> _WHAT YOU NEED TO DO_
Quote all entries in full, exactly.

> _EXCERPTED RECORDS_
►

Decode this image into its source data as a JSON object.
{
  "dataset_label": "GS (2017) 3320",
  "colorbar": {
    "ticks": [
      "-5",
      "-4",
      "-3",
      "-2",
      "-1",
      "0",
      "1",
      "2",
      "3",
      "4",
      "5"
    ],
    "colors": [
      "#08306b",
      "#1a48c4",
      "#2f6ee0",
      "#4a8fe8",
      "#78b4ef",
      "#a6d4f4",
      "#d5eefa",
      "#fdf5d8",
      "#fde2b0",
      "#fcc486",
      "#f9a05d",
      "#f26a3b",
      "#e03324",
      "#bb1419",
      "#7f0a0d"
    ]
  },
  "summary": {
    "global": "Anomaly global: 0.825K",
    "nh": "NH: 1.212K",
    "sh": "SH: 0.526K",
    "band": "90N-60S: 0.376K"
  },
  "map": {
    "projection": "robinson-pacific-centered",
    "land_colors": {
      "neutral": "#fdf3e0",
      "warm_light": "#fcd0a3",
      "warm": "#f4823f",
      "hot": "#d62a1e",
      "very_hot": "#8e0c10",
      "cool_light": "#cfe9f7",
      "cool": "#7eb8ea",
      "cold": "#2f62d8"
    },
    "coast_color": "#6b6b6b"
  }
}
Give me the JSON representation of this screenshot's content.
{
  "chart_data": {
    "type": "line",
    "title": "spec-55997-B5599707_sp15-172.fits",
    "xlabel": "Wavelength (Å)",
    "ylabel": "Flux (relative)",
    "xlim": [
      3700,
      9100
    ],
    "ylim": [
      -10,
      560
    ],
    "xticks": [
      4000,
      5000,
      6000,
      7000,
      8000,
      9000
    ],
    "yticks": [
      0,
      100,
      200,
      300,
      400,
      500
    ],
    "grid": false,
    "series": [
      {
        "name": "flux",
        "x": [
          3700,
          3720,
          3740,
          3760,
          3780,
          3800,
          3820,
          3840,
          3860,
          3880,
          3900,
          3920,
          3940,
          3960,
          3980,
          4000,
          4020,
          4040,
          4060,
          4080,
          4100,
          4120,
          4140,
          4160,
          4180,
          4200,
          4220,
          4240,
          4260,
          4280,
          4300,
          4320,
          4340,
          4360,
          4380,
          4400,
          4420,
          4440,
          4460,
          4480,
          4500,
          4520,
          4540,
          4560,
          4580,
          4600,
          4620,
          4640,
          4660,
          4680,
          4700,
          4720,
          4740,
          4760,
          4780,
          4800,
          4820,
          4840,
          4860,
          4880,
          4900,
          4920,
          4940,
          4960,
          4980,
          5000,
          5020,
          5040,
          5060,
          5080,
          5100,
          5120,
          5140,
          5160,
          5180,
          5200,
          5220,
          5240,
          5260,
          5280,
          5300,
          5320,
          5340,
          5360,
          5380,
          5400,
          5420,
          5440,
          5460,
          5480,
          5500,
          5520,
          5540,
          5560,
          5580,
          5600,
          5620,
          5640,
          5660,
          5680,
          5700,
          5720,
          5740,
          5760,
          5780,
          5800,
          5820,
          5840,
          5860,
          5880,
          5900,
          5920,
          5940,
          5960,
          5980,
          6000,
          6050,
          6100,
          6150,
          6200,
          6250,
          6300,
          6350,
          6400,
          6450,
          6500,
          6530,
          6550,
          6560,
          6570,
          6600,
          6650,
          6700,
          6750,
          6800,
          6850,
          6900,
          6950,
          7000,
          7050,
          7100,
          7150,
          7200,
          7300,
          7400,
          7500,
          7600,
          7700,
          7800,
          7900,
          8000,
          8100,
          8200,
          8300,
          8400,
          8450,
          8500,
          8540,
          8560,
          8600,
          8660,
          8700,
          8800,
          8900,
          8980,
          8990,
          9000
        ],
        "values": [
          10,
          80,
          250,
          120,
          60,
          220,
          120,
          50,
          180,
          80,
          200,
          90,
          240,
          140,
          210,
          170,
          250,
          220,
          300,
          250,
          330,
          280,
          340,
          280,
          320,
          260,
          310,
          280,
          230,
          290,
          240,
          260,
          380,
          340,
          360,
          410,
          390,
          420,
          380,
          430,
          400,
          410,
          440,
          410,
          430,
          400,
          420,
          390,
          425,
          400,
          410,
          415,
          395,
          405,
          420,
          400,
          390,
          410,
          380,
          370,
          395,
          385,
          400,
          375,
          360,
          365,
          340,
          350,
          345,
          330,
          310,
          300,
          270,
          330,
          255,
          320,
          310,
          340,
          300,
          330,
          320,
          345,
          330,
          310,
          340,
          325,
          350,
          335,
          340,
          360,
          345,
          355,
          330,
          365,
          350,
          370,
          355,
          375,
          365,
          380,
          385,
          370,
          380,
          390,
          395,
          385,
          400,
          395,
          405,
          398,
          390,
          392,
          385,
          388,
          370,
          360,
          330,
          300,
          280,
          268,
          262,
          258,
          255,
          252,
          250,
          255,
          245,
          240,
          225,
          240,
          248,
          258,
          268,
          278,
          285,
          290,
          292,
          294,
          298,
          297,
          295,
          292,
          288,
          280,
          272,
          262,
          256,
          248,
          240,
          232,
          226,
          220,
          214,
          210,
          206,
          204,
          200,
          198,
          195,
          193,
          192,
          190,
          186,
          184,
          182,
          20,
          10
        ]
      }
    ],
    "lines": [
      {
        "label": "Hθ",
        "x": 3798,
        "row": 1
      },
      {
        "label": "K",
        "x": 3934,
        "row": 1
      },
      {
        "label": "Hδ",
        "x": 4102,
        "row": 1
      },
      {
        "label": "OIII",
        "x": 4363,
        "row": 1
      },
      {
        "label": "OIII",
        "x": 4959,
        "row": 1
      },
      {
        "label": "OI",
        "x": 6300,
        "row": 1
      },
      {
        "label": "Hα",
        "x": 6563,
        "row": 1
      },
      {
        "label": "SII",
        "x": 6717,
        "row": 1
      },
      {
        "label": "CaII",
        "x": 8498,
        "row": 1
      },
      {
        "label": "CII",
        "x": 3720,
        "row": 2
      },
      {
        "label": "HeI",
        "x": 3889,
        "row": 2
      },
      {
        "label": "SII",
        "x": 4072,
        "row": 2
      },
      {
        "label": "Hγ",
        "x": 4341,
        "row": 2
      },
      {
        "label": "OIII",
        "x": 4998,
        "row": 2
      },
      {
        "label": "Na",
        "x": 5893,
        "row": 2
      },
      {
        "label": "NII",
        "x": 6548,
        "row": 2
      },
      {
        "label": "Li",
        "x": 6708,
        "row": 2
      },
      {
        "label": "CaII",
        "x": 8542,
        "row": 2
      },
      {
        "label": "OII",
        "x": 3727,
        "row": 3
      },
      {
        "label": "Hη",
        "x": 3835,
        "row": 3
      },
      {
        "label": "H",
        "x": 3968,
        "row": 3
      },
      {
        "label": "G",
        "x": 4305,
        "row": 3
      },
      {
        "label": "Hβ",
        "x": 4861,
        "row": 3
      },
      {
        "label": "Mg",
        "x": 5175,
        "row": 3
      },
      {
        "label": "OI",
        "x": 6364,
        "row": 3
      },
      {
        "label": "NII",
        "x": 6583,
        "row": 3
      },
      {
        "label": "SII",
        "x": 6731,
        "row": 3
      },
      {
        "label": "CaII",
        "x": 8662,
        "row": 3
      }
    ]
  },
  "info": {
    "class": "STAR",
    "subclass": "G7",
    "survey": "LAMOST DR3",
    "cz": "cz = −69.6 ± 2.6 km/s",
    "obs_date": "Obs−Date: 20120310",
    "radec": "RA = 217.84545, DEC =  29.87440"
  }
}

◄

> _SOLUTION TO THIS EXERCISE_
Decode this image into its source data as a JSON object.
{
  "dataset_label": "GS (2017) 3320",
  "colorbar": {
    "ticks": [
      "-5",
      "-4",
      "-3",
      "-2",
      "-1",
      "0",
      "1",
      "2",
      "3",
      "4",
      "5"
    ],
    "colors": [
      "#08306b",
      "#1a48c4",
      "#2f6ee0",
      "#4a8fe8",
      "#78b4ef",
      "#a6d4f4",
      "#d5eefa",
      "#fdf5d8",
      "#fde2b0",
      "#fcc486",
      "#f9a05d",
      "#f26a3b",
      "#e03324",
      "#bb1419",
      "#7f0a0d"
    ]
  },
  "summary": {
    "global": "Anomaly global: 0.825K",
    "nh": "NH: 1.212K",
    "sh": "SH: 0.526K",
    "band": "90N-60S: 0.376K"
  },
  "map": {
    "projection": "robinson-pacific-centered",
    "land_colors": {
      "neutral": "#fdf3e0",
      "warm_light": "#fcd0a3",
      "warm": "#f4823f",
      "hot": "#d62a1e",
      "very_hot": "#8e0c10",
      "cool_light": "#cfe9f7",
      "cool": "#7eb8ea",
      "cold": "#2f62d8"
    },
    "coast_color": "#6b6b6b"
  }
}
Give me the JSON representation of this screenshot's content.
{
  "chart_data": {
    "type": "line",
    "title": "spec-55997-B5599707_sp15-172.fits",
    "xlabel": "Wavelength (Å)",
    "ylabel": "Flux (relative)",
    "xlim": [
      3700,
      9100
    ],
    "ylim": [
      -10,
      560
    ],
    "xticks": [
      4000,
      5000,
      6000,
      7000,
      8000,
      9000
    ],
    "yticks": [
      0,
      100,
      200,
      300,
      400,
      500
    ],
    "grid": false,
    "series": [
      {
        "name": "flux",
        "x": [
          3700,
          3720,
          3740,
          3760,
          3780,
          3800,
          3820,
          3840,
          3860,
          3880,
          3900,
          3920,
          3940,
          3960,
          3980,
          4000,
          4020,
          4040,
          4060,
          4080,
          4100,
          4120,
          4140,
          4160,
          4180,
          4200,
          4220,
          4240,
          4260,
          4280,
          4300,
          4320,
          4340,
          4360,
          4380,
          4400,
          4420,
          4440,
          4460,
          4480,
          4500,
          4520,
          4540,
          4560,
          4580,
          4600,
          4620,
          4640,
          4660,
          4680,
          4700,
          4720,
          4740,
          4760,
          4780,
          4800,
          4820,
          4840,
          4860,
          4880,
          4900,
          4920,
          4940,
          4960,
          4980,
          5000,
          5020,
          5040,
          5060,
          5080,
          5100,
          5120,
          5140,
          5160,
          5180,
          5200,
          5220,
          5240,
          5260,
          5280,
          5300,
          5320,
          5340,
          5360,
          5380,
          5400,
          5420,
          5440,
          5460,
          5480,
          5500,
          5520,
          5540,
          5560,
          5580,
          5600,
          5620,
          5640,
          5660,
          5680,
          5700,
          5720,
          5740,
          5760,
          5780,
          5800,
          5820,
          5840,
          5860,
          5880,
          5900,
          5920,
          5940,
          5960,
          5980,
          6000,
          6050,
          6100,
          6150,
          6200,
          6250,
          6300,
          6350,
          6400,
          6450,
          6500,
          6530,
          6550,
          6560,
          6570,
          6600,
          6650,
          6700,
          6750,
          6800,
          6850,
          6900,
          6950,
          7000,
          7050,
          7100,
          7150,
          7200,
          7300,
          7400,
          7500,
          7600,
          7700,
          7800,
          7900,
          8000,
          8100,
          8200,
          8300,
          8400,
          8450,
          8500,
          8540,
          8560,
          8600,
          8660,
          8700,
          8800,
          8900,
          8980,
          8990,
          9000
        ],
        "values": [
          10,
          80,
          250,
          120,
          60,
          220,
          120,
          50,
          180,
          80,
          200,
          90,
          240,
          140,
          210,
          170,
          250,
          220,
          300,
          250,
          330,
          280,
          340,
          280,
          320,
          260,
          310,
          280,
          230,
          290,
          240,
          260,
          380,
          340,
          360,
          410,
          390,
          420,
          380,
          430,
          400,
          410,
          440,
          410,
          430,
          400,
          420,
          390,
          425,
          400,
          410,
          415,
          395,
          405,
          420,
          400,
          390,
          410,
          380,
          370,
          395,
          385,
          400,
          375,
          360,
          365,
          340,
          350,
          345,
          330,
          310,
          300,
          270,
          330,
          255,
          320,
          310,
          340,
          300,
          330,
          320,
          345,
          330,
          310,
          340,
          325,
          350,
          335,
          340,
          360,
          345,
          355,
          330,
          365,
          350,
          370,
          355,
          375,
          365,
          380,
          385,
          370,
          380,
          390,
          395,
          385,
          400,
          395,
          405,
          398,
          390,
          392,
          385,
          388,
          370,
          360,
          330,
          300,
          280,
          268,
          262,
          258,
          255,
          252,
          250,
          255,
          245,
          240,
          225,
          240,
          248,
          258,
          268,
          278,
          285,
          290,
          292,
          294,
          298,
          297,
          295,
          292,
          288,
          280,
          272,
          262,
          256,
          248,
          240,
          232,
          226,
          220,
          214,
          210,
          206,
          204,
          200,
          198,
          195,
          193,
          192,
          190,
          186,
          184,
          182,
          20,
          10
        ]
      }
    ],
    "lines": [
      {
        "label": "Hθ",
        "x": 3798,
        "row": 1
      },
      {
        "label": "K",
        "x": 3934,
        "row": 1
      },
      {
        "label": "Hδ",
        "x": 4102,
        "row": 1
      },
      {
        "label": "OIII",
        "x": 4363,
        "row": 1
      },
      {
        "label": "OIII",
        "x": 4959,
        "row": 1
      },
      {
        "label": "OI",
        "x": 6300,
        "row": 1
      },
      {
        "label": "Hα",
        "x": 6563,
        "row": 1
      },
      {
        "label": "SII",
        "x": 6717,
        "row": 1
      },
      {
        "label": "CaII",
        "x": 8498,
        "row": 1
      },
      {
        "label": "CII",
        "x": 3720,
        "row": 2
      },
      {
        "label": "HeI",
        "x": 3889,
        "row": 2
      },
      {
        "label": "SII",
        "x": 4072,
        "row": 2
      },
      {
        "label": "Hγ",
        "x": 4341,
        "row": 2
      },
      {
        "label": "OIII",
        "x": 4998,
        "row": 2
      },
      {
        "label": "Na",
        "x": 5893,
        "row": 2
      },
      {
        "label": "NII",
        "x": 6548,
        "row": 2
      },
      {
        "label": "Li",
        "x": 6708,
        "row": 2
      },
      {
        "label": "CaII",
        "x": 8542,
        "row": 2
      },
      {
        "label": "OII",
        "x": 3727,
        "row": 3
      },
      {
        "label": "Hη",
        "x": 3835,
        "row": 3
      },
      {
        "label": "H",
        "x": 3968,
        "row": 3
      },
      {
        "label": "G",
        "x": 4305,
        "row": 3
      },
      {
        "label": "Hβ",
        "x": 4861,
        "row": 3
      },
      {
        "label": "Mg",
        "x": 5175,
        "row": 3
      },
      {
        "label": "OI",
        "x": 6364,
        "row": 3
      },
      {
        "label": "NII",
        "x": 6583,
        "row": 3
      },
      {
        "label": "SII",
        "x": 6731,
        "row": 3
      },
      {
        "label": "CaII",
        "x": 8662,
        "row": 3
      }
    ]
  },
  "info": {
    "class": "STAR",
    "subclass": "G7",
    "survey": "LAMOST DR3",
    "cz": "cz = −69.6 ± 2.6 km/s",
    "obs_date": "Obs−Date: 20120310",
    "radec": "RA = 217.84545, DEC =  29.87440"
  }
}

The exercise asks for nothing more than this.